-- Start --

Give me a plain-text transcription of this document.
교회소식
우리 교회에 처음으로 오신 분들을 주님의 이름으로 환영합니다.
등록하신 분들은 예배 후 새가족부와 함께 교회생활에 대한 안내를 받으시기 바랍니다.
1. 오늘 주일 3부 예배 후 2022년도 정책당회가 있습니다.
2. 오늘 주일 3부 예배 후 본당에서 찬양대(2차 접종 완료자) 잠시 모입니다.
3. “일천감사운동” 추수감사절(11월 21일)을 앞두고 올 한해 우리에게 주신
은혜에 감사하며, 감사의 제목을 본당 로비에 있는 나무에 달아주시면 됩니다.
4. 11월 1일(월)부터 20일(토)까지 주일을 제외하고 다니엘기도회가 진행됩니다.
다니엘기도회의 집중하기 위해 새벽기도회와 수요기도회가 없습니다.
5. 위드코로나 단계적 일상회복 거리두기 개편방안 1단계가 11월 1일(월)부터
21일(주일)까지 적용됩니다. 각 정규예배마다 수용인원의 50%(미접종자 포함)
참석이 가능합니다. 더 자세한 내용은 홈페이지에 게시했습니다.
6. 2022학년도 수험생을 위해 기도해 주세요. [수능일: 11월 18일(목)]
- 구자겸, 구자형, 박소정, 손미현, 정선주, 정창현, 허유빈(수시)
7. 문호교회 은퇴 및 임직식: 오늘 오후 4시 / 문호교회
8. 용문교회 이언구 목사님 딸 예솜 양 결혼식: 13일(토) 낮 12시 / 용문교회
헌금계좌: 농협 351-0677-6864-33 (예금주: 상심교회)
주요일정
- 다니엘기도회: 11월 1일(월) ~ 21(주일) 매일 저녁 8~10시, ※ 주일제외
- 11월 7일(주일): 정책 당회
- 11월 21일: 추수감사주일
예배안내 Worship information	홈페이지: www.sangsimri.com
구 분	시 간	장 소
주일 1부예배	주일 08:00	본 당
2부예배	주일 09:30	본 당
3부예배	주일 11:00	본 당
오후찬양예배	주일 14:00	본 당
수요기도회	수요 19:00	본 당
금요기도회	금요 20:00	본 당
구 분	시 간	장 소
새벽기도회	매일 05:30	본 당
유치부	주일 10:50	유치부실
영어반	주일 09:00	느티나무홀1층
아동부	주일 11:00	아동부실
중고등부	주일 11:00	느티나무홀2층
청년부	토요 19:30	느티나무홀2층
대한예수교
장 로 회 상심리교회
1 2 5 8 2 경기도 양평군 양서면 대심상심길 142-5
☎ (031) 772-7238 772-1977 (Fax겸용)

-- End --

_Written problem_
Give all the records again. Match them exactly.

_Output for this task_
Give me a plain-text transcription of this document.
교회소식
우리 교회에 처음으로 오신 분들을 주님의 이름으로 환영합니다.
등록하신 분들은 예배 후 새가족부와 함께 교회생활에 대한 안내를 받으시기 바랍니다.
1. 오늘 주일 3부 예배 후 2022년도 정책당회가 있습니다.
2. 오늘 주일 3부 예배 후 본당에서 찬양대(2차 접종 완료자) 잠시 모입니다.
3. “일천감사운동” 추수감사절(11월 21일)을 앞두고 올 한해 우리에게 주신
은혜에 감사하며, 감사의 제목을 본당 로비에 있는 나무에 달아주시면 됩니다.
4. 11월 1일(월)부터 20일(토)까지 주일을 제외하고 다니엘기도회가 진행됩니다.
다니엘기도회의 집중하기 위해 새벽기도회와 수요기도회가 없습니다.
5. 위드코로나 단계적 일상회복 거리두기 개편방안 1단계가 11월 1일(월)부터
21일(주일)까지 적용됩니다. 각 정규예배마다 수용인원의 50%(미접종자 포함)
참석이 가능합니다. 더 자세한 내용은 홈페이지에 게시했습니다.
6. 2022학년도 수험생을 위해 기도해 주세요. [수능일: 11월 18일(목)]
- 구자겸, 구자형, 박소정, 손미현, 정선주, 정창현, 허유빈(수시)
7. 문호교회 은퇴 및 임직식: 오늘 오후 4시 / 문호교회
8. 용문교회 이언구 목사님 딸 예솜 양 결혼식: 13일(토) 낮 12시 / 용문교회
헌금계좌: 농협 351-0677-6864-33 (예금주: 상심교회)
주요일정
- 다니엘기도회: 11월 1일(월) ~ 21(주일) 매일 저녁 8~10시, ※ 주일제외
- 11월 7일(주일): 정책 당회
- 11월 21일: 추수감사주일
예배안내 Worship information	홈페이지: www.sangsimri.com
구 분	시 간	장 소
주일 1부예배	주일 08:00	본 당
2부예배	주일 09:30	본 당
3부예배	주일 11:00	본 당
오후찬양예배	주일 14:00	본 당
수요기도회	수요 19:00	본 당
금요기도회	금요 20:00	본 당
구 분	시 간	장 소
새벽기도회	매일 05:30	본 당
유치부	주일 10:50	유치부실
영어반	주일 09:00	느티나무홀1층
아동부	주일 11:00	아동부실
중고등부	주일 11:00	느티나무홀2층
청년부	토요 19:30	느티나무홀2층
대한예수교
장 로 회 상심리교회
1 2 5 8 2 경기도 양평군 양서면 대심상심길 142-5
☎ (031) 772-7238 772-1977 (Fax겸용)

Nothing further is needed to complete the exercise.